Set problem:
Write out the listing below in full and exactly, leaving out every picture.

Data shown:

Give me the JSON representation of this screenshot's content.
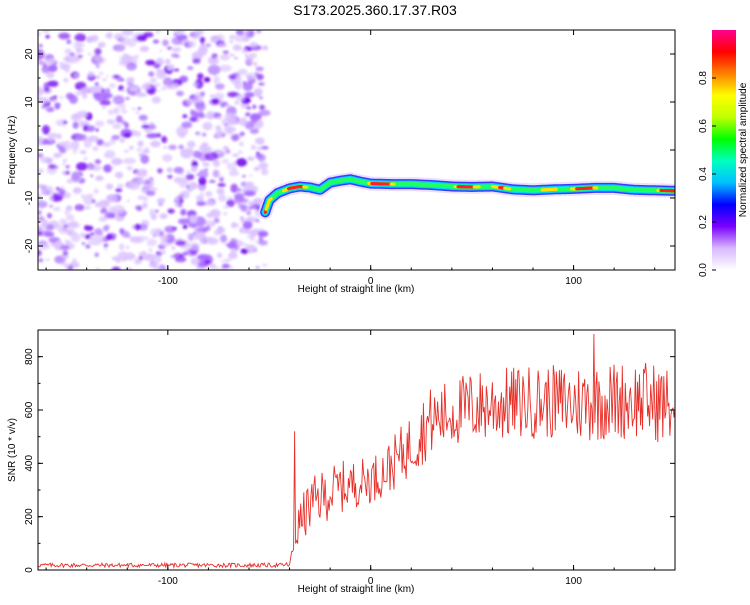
{
  "figure_title": "S173.2025.360.17.37.R03",
  "chart_data": [
    {
      "type": "heatmap",
      "panel": "spectrogram",
      "xlabel": "Height of straight line (km)",
      "ylabel": "Frequency (Hz)",
      "xlim": [
        -164,
        150
      ],
      "ylim": [
        -25,
        25
      ],
      "xticks": [
        -100,
        0,
        100
      ],
      "xtick_labels": [
        "-100",
        "0",
        "100"
      ],
      "yticks": [
        -20,
        -10,
        0,
        10,
        20
      ],
      "ytick_labels": [
        "-20",
        "-10",
        "0",
        "10",
        "20"
      ],
      "noise_region_x": [
        -164,
        -52
      ],
      "ridge": {
        "x": [
          -52,
          -50,
          -46,
          -40,
          -35,
          -30,
          -25,
          -20,
          -15,
          -10,
          -5,
          0,
          10,
          20,
          30,
          40,
          50,
          60,
          70,
          80,
          90,
          100,
          110,
          120,
          130,
          140,
          150
        ],
        "frequency": [
          -13,
          -10.5,
          -9,
          -8,
          -7.6,
          -7.8,
          -8.3,
          -6.8,
          -6.4,
          -6.1,
          -6.6,
          -7.0,
          -7.1,
          -7.1,
          -7.3,
          -7.6,
          -7.7,
          -7.6,
          -8.2,
          -8.4,
          -8.2,
          -8.1,
          -7.9,
          -7.9,
          -8.3,
          -8.4,
          -8.5
        ]
      },
      "colorbar": {
        "label": "Normalized spectral amplitude",
        "range": [
          0,
          1
        ],
        "ticks": [
          0.0,
          0.2,
          0.4,
          0.6,
          0.8
        ],
        "tick_labels": [
          "0.0",
          "0.2",
          "0.4",
          "0.6",
          "0.8"
        ],
        "colors": [
          "#ffffff",
          "#d8b8ff",
          "#7a00ff",
          "#0000ff",
          "#00c0ff",
          "#00ffc0",
          "#00ff00",
          "#c0ff00",
          "#ffff00",
          "#ff8000",
          "#ff0000",
          "#ff0090"
        ]
      }
    },
    {
      "type": "line",
      "panel": "snr",
      "xlabel": "Height of straight line (km)",
      "ylabel": "SNR (10 * v/v)",
      "xlim": [
        -164,
        150
      ],
      "ylim": [
        0,
        900
      ],
      "xticks": [
        -100,
        0,
        100
      ],
      "xtick_labels": [
        "-100",
        "0",
        "100"
      ],
      "yticks": [
        0,
        200,
        400,
        600,
        800
      ],
      "ytick_labels": [
        "0",
        "200",
        "400",
        "600",
        "800"
      ],
      "color": "#e8302a",
      "series": [
        {
          "name": "SNR",
          "x": [
            -164,
            -130,
            -100,
            -70,
            -45,
            -40,
            -38,
            -37.5,
            -37,
            -35,
            -30,
            -25,
            -20,
            -15,
            -10,
            -5,
            0,
            5,
            10,
            15,
            20,
            25,
            30,
            40,
            50,
            60,
            70,
            80,
            90,
            100,
            110,
            120,
            130,
            140,
            150
          ],
          "mean": [
            18,
            18,
            18,
            18,
            18,
            20,
            80,
            510,
            120,
            180,
            240,
            270,
            290,
            310,
            320,
            330,
            340,
            360,
            390,
            430,
            470,
            520,
            560,
            590,
            610,
            620,
            625,
            630,
            630,
            625,
            630,
            635,
            640,
            630,
            610
          ],
          "spread": [
            8,
            8,
            8,
            8,
            8,
            10,
            40,
            0,
            60,
            80,
            100,
            100,
            100,
            100,
            90,
            90,
            90,
            90,
            100,
            110,
            120,
            130,
            130,
            130,
            140,
            140,
            140,
            140,
            140,
            150,
            150,
            150,
            150,
            150,
            150
          ],
          "notable_peaks": [
            {
              "x": -37.5,
              "y": 520
            },
            {
              "x": 110,
              "y": 885
            }
          ]
        }
      ]
    }
  ]
}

Solution to this exercise:
Give me the JSON representation of this screenshot's content.
{
  "figure_title": "S173.2025.360.17.37.R03",
  "chart_data": [
    {
      "type": "heatmap",
      "panel": "spectrogram",
      "xlabel": "Height of straight line (km)",
      "ylabel": "Frequency (Hz)",
      "xlim": [
        -164,
        150
      ],
      "ylim": [
        -25,
        25
      ],
      "xticks": [
        -100,
        0,
        100
      ],
      "xtick_labels": [
        "-100",
        "0",
        "100"
      ],
      "yticks": [
        -20,
        -10,
        0,
        10,
        20
      ],
      "ytick_labels": [
        "-20",
        "-10",
        "0",
        "10",
        "20"
      ],
      "noise_region_x": [
        -164,
        -52
      ],
      "ridge": {
        "x": [
          -52,
          -50,
          -46,
          -40,
          -35,
          -30,
          -25,
          -20,
          -15,
          -10,
          -5,
          0,
          10,
          20,
          30,
          40,
          50,
          60,
          70,
          80,
          90,
          100,
          110,
          120,
          130,
          140,
          150
        ],
        "frequency": [
          -13,
          -10.5,
          -9,
          -8,
          -7.6,
          -7.8,
          -8.3,
          -6.8,
          -6.4,
          -6.1,
          -6.6,
          -7.0,
          -7.1,
          -7.1,
          -7.3,
          -7.6,
          -7.7,
          -7.6,
          -8.2,
          -8.4,
          -8.2,
          -8.1,
          -7.9,
          -7.9,
          -8.3,
          -8.4,
          -8.5
        ]
      },
      "colorbar": {
        "label": "Normalized spectral amplitude",
        "range": [
          0,
          1
        ],
        "ticks": [
          0.0,
          0.2,
          0.4,
          0.6,
          0.8
        ],
        "tick_labels": [
          "0.0",
          "0.2",
          "0.4",
          "0.6",
          "0.8"
        ],
        "colors": [
          "#ffffff",
          "#d8b8ff",
          "#7a00ff",
          "#0000ff",
          "#00c0ff",
          "#00ffc0",
          "#00ff00",
          "#c0ff00",
          "#ffff00",
          "#ff8000",
          "#ff0000",
          "#ff0090"
        ]
      }
    },
    {
      "type": "line",
      "panel": "snr",
      "xlabel": "Height of straight line (km)",
      "ylabel": "SNR (10 * v/v)",
      "xlim": [
        -164,
        150
      ],
      "ylim": [
        0,
        900
      ],
      "xticks": [
        -100,
        0,
        100
      ],
      "xtick_labels": [
        "-100",
        "0",
        "100"
      ],
      "yticks": [
        0,
        200,
        400,
        600,
        800
      ],
      "ytick_labels": [
        "0",
        "200",
        "400",
        "600",
        "800"
      ],
      "color": "#e8302a",
      "series": [
        {
          "name": "SNR",
          "x": [
            -164,
            -130,
            -100,
            -70,
            -45,
            -40,
            -38,
            -37.5,
            -37,
            -35,
            -30,
            -25,
            -20,
            -15,
            -10,
            -5,
            0,
            5,
            10,
            15,
            20,
            25,
            30,
            40,
            50,
            60,
            70,
            80,
            90,
            100,
            110,
            120,
            130,
            140,
            150
          ],
          "mean": [
            18,
            18,
            18,
            18,
            18,
            20,
            80,
            510,
            120,
            180,
            240,
            270,
            290,
            310,
            320,
            330,
            340,
            360,
            390,
            430,
            470,
            520,
            560,
            590,
            610,
            620,
            625,
            630,
            630,
            625,
            630,
            635,
            640,
            630,
            610
          ],
          "spread": [
            8,
            8,
            8,
            8,
            8,
            10,
            40,
            0,
            60,
            80,
            100,
            100,
            100,
            100,
            90,
            90,
            90,
            90,
            100,
            110,
            120,
            130,
            130,
            130,
            140,
            140,
            140,
            140,
            140,
            150,
            150,
            150,
            150,
            150,
            150
          ],
          "notable_peaks": [
            {
              "x": -37.5,
              "y": 520
            },
            {
              "x": 110,
              "y": 885
            }
          ]
        }
      ]
    }
  ]
}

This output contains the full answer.